▶ [WHAT THE TASK ASKS]: Using the listing below, report all lines holding the word "image".

▶ [Collected data]:
====================
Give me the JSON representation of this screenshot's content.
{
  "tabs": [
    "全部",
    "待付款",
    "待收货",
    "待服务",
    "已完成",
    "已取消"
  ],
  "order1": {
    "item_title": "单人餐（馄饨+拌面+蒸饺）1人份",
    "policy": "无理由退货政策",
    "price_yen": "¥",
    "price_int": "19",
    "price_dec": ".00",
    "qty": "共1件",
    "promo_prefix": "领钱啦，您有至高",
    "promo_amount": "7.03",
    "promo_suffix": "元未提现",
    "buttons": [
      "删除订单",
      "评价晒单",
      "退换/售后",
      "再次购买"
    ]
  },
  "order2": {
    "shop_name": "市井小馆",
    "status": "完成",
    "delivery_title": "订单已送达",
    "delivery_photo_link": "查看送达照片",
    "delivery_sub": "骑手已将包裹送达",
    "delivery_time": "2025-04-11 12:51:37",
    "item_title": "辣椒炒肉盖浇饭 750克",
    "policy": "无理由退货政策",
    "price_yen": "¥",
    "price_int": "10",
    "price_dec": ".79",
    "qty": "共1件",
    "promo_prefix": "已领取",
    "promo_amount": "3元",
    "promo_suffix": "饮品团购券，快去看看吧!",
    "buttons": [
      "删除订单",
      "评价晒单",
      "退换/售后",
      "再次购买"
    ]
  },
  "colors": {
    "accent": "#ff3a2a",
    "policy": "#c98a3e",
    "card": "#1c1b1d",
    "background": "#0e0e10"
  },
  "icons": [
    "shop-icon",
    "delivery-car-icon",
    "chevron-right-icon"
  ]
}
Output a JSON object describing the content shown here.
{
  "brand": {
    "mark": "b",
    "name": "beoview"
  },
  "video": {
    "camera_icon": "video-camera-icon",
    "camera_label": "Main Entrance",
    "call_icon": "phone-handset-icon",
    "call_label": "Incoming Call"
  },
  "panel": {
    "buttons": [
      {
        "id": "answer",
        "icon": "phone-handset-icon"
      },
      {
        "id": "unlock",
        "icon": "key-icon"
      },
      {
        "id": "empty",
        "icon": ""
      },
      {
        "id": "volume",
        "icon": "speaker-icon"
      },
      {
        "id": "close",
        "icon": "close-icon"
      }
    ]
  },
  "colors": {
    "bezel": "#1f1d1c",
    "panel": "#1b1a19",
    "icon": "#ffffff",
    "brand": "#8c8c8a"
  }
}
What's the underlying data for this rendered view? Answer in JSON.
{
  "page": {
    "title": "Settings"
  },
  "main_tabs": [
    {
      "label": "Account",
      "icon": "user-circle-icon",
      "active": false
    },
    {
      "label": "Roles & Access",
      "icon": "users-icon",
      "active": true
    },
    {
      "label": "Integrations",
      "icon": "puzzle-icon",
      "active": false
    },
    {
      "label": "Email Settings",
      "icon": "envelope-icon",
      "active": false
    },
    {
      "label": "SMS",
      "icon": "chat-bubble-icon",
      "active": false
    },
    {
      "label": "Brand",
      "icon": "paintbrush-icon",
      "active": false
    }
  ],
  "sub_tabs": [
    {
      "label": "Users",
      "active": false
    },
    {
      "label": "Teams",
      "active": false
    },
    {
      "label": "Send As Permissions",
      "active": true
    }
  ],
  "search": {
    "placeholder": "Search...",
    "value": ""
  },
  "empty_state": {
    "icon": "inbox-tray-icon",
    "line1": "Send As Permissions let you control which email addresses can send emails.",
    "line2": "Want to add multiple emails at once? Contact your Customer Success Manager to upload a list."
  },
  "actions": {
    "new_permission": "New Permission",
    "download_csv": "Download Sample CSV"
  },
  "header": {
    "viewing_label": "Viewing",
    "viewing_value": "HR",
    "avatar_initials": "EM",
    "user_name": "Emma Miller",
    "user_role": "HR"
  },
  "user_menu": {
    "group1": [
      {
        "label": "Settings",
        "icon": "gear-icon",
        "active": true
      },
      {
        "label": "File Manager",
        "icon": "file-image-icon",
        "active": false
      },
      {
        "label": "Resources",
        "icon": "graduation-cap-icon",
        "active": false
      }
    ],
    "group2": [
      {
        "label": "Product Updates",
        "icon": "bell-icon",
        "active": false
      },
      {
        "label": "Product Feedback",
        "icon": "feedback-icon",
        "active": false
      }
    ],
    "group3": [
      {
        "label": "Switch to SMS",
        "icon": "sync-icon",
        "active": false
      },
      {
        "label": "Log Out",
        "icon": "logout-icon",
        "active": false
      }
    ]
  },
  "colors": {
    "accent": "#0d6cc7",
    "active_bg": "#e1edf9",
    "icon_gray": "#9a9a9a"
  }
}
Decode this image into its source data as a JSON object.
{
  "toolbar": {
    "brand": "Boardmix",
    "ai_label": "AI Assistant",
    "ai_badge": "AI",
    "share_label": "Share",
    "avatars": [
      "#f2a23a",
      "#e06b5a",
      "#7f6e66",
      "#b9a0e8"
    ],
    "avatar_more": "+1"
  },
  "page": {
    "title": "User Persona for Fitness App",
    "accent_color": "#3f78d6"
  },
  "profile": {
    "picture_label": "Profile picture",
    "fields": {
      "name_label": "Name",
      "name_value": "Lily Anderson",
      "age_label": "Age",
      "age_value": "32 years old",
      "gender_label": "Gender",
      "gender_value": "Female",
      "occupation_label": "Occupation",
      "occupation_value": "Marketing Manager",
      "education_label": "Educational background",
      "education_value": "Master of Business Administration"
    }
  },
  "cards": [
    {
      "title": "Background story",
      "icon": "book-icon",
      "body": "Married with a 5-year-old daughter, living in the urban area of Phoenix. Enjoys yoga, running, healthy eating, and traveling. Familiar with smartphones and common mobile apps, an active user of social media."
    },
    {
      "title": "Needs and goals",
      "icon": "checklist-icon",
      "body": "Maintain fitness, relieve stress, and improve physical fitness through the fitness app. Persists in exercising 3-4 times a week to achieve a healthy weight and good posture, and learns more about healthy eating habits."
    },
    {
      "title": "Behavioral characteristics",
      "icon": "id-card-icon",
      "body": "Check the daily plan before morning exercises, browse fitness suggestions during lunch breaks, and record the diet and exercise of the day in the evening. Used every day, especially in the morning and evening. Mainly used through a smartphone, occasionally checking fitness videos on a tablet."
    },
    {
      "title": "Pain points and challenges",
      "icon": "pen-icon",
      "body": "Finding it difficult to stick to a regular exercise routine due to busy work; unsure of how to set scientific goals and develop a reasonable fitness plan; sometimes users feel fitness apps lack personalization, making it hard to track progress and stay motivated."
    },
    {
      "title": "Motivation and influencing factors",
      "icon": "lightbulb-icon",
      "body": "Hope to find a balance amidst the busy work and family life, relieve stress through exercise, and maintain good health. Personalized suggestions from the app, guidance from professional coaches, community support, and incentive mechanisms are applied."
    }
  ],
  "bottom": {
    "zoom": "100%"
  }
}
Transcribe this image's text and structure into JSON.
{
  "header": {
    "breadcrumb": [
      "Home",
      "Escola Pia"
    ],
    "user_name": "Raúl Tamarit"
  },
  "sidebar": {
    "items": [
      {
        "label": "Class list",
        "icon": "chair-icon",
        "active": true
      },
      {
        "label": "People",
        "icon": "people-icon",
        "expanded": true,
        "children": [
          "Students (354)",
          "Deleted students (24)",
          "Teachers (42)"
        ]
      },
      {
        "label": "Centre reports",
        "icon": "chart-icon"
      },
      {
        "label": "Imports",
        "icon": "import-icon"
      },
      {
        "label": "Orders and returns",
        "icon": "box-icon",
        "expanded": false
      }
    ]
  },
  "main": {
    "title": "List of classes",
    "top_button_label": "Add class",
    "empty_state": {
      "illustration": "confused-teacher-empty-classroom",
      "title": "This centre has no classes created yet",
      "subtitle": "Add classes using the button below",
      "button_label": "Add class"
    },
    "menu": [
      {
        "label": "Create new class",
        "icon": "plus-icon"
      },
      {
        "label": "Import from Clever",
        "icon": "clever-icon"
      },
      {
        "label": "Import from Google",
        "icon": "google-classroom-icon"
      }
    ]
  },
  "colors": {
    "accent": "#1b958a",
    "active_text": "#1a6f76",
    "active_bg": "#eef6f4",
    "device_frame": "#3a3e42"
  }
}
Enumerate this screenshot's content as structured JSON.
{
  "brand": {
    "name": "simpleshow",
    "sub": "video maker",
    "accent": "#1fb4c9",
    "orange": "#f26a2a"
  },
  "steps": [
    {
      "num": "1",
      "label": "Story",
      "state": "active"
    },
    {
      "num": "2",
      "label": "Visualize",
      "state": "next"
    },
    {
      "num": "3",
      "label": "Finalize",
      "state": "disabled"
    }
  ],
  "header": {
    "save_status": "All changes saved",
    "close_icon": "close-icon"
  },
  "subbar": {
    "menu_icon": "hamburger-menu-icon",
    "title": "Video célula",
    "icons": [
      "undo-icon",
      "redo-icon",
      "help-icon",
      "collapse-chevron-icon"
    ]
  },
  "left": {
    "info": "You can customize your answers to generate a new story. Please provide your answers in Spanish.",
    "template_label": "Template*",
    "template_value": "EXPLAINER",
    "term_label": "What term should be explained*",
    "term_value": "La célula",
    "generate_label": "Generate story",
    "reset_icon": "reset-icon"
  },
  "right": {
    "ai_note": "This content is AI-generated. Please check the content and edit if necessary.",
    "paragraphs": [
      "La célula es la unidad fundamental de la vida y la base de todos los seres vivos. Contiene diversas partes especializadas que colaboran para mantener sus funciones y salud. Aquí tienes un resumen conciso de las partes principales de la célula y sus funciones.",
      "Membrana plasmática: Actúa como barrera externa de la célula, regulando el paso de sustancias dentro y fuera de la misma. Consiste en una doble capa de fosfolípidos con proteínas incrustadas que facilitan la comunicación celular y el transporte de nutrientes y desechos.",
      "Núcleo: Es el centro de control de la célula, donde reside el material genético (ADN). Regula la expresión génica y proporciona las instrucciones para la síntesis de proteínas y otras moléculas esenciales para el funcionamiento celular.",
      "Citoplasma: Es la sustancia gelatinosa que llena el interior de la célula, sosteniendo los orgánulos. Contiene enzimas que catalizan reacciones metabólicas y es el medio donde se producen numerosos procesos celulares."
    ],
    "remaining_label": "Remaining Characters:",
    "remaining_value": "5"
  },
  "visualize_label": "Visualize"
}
====================
▶ [EXPECTED OUTPUT]:
        "icon": "file-image-icon",
Decode this image into its source data as a JSON object.
Transcribe this image's text and structure into JSON.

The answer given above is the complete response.